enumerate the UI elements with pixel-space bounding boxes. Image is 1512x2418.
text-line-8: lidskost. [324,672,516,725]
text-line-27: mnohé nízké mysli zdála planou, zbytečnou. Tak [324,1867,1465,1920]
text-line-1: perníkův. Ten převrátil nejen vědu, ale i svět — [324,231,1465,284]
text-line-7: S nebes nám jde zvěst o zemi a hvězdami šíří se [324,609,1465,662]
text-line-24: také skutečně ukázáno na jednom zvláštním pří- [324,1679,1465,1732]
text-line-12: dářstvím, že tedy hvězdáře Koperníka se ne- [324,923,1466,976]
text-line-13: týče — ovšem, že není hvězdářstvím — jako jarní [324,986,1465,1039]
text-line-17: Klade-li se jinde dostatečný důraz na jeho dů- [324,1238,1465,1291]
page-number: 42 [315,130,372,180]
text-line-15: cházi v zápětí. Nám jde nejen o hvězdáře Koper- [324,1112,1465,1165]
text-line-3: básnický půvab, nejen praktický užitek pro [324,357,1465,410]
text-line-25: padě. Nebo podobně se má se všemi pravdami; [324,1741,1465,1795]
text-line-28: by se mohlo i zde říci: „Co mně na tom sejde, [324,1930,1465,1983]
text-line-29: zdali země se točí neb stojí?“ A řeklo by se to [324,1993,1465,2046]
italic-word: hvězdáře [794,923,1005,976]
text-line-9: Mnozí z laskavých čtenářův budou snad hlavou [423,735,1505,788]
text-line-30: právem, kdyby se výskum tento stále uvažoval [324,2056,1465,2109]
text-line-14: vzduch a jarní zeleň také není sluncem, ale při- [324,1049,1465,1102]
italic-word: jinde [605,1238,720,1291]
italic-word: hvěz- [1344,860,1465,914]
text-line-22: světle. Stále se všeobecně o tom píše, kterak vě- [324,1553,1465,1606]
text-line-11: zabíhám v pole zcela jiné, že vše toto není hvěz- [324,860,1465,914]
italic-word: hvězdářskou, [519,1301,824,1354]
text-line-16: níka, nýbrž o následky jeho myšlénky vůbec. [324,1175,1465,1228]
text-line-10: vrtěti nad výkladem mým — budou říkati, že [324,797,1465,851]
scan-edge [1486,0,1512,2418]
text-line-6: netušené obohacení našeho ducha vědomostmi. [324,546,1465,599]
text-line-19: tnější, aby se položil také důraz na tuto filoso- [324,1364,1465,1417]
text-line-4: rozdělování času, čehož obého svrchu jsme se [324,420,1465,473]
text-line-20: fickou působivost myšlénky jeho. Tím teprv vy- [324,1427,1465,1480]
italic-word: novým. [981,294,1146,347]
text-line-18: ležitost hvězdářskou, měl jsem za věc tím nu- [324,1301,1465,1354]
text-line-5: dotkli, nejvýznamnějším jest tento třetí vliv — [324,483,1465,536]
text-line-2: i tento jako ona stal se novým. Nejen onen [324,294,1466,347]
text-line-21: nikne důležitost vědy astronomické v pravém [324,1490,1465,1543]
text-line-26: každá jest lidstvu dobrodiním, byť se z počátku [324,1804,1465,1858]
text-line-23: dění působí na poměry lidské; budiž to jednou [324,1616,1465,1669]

__Direction__: Give the lines above as a numbered list, leaving out any blank lines.

__Result below__:
1. enumerate the UI elements with pixel-space bounding boxes. Image is 1512x2418.
2. text-line-8: lidskost. [324,672,516,725]
3. text-line-27: mnohé nízké mysli zdála planou, zbytečnou. Tak [324,1867,1465,1920]
4. text-line-1: perníkův. Ten převrátil nejen vědu, ale i svět — [324,231,1465,284]
5. text-line-7: S nebes nám jde zvěst o zemi a hvězdami šíří se [324,609,1465,662]
6. text-line-24: také skutečně ukázáno na jednom zvláštním pří- [324,1679,1465,1732]
7. text-line-12: dářstvím, že tedy hvězdáře Koperníka se ne- [324,923,1466,976]
8. text-line-13: týče — ovšem, že není hvězdářstvím — jako jarní [324,986,1465,1039]
9. text-line-17: Klade-li se jinde dostatečný důraz na jeho dů- [324,1238,1465,1291]
10. page-number: 42 [315,130,372,180]
11. text-line-15: cházi v zápětí. Nám jde nejen o hvězdáře Koper- [324,1112,1465,1165]
12. text-line-3: básnický půvab, nejen praktický užitek pro [324,357,1465,410]
13. text-line-25: padě. Nebo podobně se má se všemi pravdami; [324,1741,1465,1795]
14. text-line-28: by se mohlo i zde říci: „Co mně na tom sejde, [324,1930,1465,1983]
15. text-line-29: zdali země se točí neb stojí?“ A řeklo by se to [324,1993,1465,2046]
16. italic-word: hvězdáře [794,923,1005,976]
17. text-line-9: Mnozí z laskavých čtenářův budou snad hlavou [423,735,1505,788]
18. text-line-30: právem, kdyby se výskum tento stále uvažoval [324,2056,1465,2109]
19. text-line-14: vzduch a jarní zeleň také není sluncem, ale při- [324,1049,1465,1102]
20. italic-word: jinde [605,1238,720,1291]
21. italic-word: hvěz- [1344,860,1465,914]
22. text-line-22: světle. Stále se všeobecně o tom píše, kterak vě- [324,1553,1465,1606]
23. text-line-11: zabíhám v pole zcela jiné, že vše toto není hvěz- [324,860,1465,914]
24. italic-word: hvězdářskou, [519,1301,824,1354]
25. text-line-16: níka, nýbrž o následky jeho myšlénky vůbec. [324,1175,1465,1228]
26. text-line-10: vrtěti nad výkladem mým — budou říkati, že [324,797,1465,851]
27. scan-edge [1486,0,1512,2418]
28. text-line-6: netušené obohacení našeho ducha vědomostmi. [324,546,1465,599]
29. text-line-19: tnější, aby se položil také důraz na tuto filoso- [324,1364,1465,1417]
30. text-line-4: rozdělování času, čehož obého svrchu jsme se [324,420,1465,473]
31. text-line-20: fickou působivost myšlénky jeho. Tím teprv vy- [324,1427,1465,1480]
32. italic-word: novým. [981,294,1146,347]
33. text-line-18: ležitost hvězdářskou, měl jsem za věc tím nu- [324,1301,1465,1354]
34. text-line-5: dotkli, nejvýznamnějším jest tento třetí vliv — [324,483,1465,536]
35. text-line-2: i tento jako ona stal se novým. Nejen onen [324,294,1466,347]
36. text-line-21: nikne důležitost vědy astronomické v pravém [324,1490,1465,1543]
37. text-line-26: každá jest lidstvu dobrodiním, byť se z počátku [324,1804,1465,1858]
38. text-line-23: dění působí na poměry lidské; budiž to jednou [324,1616,1465,1669]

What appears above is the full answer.